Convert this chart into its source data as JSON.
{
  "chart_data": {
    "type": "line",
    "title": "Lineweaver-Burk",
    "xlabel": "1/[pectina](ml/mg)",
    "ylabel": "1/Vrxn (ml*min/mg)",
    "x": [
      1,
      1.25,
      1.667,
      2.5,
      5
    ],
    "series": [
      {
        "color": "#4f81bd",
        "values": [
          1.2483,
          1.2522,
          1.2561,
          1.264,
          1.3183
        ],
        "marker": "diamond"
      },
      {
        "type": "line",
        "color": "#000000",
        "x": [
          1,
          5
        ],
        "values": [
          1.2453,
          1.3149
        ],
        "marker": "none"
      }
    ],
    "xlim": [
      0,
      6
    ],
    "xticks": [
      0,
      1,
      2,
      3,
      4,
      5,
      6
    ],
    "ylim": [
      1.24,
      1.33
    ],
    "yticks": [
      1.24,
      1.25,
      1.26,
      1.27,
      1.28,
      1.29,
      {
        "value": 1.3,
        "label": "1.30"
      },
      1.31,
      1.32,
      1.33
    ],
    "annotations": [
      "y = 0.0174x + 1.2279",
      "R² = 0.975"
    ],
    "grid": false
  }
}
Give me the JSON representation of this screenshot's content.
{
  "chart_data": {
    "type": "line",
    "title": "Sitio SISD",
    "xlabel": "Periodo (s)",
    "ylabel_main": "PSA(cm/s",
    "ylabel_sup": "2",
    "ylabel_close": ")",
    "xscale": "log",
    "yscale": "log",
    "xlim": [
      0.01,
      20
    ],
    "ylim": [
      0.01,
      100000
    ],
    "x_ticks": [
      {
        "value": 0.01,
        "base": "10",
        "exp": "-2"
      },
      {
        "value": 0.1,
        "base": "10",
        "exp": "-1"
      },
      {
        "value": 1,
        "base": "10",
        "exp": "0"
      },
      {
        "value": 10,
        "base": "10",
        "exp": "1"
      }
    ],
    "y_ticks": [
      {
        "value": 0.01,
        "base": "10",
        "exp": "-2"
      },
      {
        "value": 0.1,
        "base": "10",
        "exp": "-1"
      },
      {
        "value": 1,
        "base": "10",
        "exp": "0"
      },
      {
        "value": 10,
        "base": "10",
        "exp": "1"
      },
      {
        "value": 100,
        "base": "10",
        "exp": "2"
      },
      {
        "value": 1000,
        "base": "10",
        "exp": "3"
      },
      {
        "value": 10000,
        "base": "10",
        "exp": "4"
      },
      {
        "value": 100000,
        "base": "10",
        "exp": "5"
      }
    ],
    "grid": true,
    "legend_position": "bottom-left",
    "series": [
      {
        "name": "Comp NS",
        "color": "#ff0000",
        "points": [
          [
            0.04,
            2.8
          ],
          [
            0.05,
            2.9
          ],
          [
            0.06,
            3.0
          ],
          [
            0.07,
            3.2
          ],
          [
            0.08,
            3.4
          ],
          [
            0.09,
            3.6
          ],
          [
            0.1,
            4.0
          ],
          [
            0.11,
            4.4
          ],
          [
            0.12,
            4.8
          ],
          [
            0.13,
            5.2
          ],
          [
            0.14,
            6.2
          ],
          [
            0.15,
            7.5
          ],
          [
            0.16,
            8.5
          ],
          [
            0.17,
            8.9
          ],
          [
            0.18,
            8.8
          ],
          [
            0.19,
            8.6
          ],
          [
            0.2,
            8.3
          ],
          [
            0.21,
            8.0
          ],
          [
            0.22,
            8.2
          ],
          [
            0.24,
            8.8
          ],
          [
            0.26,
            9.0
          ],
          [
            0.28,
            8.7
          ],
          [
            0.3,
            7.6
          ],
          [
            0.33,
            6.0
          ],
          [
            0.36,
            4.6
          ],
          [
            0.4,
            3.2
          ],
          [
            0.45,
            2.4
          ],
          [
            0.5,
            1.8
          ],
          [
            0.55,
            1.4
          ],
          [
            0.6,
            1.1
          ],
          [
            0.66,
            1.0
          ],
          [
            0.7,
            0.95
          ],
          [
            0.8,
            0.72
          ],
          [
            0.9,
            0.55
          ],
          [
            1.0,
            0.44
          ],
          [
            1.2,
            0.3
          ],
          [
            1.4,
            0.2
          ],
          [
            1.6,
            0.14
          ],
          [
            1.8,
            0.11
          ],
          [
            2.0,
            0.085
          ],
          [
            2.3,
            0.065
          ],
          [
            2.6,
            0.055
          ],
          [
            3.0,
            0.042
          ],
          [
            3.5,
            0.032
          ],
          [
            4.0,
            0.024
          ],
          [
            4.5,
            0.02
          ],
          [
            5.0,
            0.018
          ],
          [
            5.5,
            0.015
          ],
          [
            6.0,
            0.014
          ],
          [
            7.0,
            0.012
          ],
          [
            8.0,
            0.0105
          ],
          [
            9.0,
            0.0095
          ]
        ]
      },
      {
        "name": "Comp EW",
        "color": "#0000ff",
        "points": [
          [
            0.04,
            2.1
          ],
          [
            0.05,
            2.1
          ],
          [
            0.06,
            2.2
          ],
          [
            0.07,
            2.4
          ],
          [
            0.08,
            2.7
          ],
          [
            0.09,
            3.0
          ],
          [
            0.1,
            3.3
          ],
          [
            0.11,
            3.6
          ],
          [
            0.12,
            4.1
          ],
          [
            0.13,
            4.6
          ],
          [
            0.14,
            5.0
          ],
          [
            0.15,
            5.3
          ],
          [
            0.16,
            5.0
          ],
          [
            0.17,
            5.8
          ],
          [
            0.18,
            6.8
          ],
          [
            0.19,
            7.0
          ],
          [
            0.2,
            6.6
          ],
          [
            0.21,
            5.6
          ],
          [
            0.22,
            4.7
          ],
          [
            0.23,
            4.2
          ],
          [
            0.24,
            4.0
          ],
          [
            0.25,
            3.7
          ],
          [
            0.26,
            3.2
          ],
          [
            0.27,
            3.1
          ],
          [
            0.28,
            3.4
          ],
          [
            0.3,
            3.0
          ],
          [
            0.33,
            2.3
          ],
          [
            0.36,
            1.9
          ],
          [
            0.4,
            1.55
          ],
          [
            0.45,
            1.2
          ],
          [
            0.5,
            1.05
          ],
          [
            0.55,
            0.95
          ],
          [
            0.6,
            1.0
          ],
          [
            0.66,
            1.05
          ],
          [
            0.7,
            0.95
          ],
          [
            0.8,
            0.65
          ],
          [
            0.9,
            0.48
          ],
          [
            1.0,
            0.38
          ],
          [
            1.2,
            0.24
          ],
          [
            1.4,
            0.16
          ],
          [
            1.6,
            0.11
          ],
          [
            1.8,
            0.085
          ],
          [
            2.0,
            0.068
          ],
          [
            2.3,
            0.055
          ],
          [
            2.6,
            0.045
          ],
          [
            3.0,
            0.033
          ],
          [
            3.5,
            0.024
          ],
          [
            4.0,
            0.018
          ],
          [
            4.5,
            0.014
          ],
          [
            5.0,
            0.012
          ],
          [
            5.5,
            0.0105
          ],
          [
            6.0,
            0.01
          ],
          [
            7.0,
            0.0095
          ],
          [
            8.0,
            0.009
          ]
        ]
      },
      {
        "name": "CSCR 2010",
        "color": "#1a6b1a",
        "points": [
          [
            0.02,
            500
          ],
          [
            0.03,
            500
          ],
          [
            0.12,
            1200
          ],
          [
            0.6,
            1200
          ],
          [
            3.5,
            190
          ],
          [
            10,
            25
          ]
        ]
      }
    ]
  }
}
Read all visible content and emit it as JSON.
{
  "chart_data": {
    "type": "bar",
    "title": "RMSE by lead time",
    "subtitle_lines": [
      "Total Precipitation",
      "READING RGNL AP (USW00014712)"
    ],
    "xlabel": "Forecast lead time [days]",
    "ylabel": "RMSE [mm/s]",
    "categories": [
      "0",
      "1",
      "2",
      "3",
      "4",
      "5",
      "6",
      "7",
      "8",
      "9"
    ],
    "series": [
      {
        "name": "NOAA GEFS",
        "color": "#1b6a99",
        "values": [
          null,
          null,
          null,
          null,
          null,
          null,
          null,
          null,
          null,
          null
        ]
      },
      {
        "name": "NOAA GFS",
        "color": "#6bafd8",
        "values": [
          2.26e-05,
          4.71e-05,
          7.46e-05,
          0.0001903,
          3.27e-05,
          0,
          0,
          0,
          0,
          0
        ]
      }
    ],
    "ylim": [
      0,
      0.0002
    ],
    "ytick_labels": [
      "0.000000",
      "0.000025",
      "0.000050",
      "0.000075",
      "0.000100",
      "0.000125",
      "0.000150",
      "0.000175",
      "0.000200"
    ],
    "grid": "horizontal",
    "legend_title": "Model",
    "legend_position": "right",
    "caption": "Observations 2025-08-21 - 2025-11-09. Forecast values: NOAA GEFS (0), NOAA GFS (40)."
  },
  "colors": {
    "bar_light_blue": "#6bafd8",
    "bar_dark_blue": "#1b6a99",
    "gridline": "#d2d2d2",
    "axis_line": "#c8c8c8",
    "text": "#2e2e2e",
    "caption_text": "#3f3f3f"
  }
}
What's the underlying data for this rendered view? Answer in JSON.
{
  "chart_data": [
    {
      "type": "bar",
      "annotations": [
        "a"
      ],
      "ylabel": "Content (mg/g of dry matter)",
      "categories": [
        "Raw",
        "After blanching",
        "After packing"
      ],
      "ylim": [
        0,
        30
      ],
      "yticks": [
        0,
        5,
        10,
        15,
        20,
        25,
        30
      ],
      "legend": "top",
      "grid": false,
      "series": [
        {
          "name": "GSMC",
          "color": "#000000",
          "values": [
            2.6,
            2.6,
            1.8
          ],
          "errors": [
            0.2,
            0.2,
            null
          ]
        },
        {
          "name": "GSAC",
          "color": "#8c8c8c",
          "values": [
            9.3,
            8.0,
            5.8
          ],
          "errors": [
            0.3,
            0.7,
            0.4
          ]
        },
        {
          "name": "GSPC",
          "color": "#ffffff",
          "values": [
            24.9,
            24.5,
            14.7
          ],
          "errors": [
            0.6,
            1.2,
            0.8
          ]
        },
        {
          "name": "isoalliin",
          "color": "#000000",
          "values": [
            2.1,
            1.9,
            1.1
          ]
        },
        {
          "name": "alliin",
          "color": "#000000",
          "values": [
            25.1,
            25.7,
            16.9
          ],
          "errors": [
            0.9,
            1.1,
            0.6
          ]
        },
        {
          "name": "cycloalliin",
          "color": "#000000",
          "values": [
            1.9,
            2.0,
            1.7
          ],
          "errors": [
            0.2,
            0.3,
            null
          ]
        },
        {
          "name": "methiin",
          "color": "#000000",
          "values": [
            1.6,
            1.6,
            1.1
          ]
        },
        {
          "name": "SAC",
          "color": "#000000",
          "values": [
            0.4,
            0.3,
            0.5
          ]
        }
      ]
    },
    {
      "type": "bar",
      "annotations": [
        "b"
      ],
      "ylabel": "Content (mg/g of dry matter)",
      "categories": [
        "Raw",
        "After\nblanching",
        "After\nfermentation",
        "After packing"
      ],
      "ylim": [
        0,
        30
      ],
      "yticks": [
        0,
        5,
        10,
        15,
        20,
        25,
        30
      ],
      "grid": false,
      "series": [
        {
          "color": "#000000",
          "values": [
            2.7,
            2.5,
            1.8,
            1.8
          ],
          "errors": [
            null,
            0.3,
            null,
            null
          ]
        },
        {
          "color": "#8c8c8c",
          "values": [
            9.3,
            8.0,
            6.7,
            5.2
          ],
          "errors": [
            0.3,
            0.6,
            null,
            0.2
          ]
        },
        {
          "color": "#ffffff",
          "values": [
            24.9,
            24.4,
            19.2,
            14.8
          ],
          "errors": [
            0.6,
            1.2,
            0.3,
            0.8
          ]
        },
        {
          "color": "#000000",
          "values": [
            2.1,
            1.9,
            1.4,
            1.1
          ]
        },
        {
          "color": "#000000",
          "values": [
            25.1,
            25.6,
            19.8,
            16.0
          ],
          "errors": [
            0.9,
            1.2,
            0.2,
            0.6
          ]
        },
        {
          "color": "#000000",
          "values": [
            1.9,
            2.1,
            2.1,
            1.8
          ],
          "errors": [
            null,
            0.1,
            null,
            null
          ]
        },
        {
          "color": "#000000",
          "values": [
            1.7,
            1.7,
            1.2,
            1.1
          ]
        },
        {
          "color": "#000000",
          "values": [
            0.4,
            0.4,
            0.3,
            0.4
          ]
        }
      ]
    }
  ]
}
================
» **WHAT IS NEEDED**
Reproduce each line of the material containing the word "Forecast".

» **SOLUTION TO THIS TASK**
    "xlabel": "Forecast lead time [days]",
    "caption": "Observations 2025-08-21 - 2025-11-09. Forecast values: NOAA GEFS (0), NOAA GFS (40)."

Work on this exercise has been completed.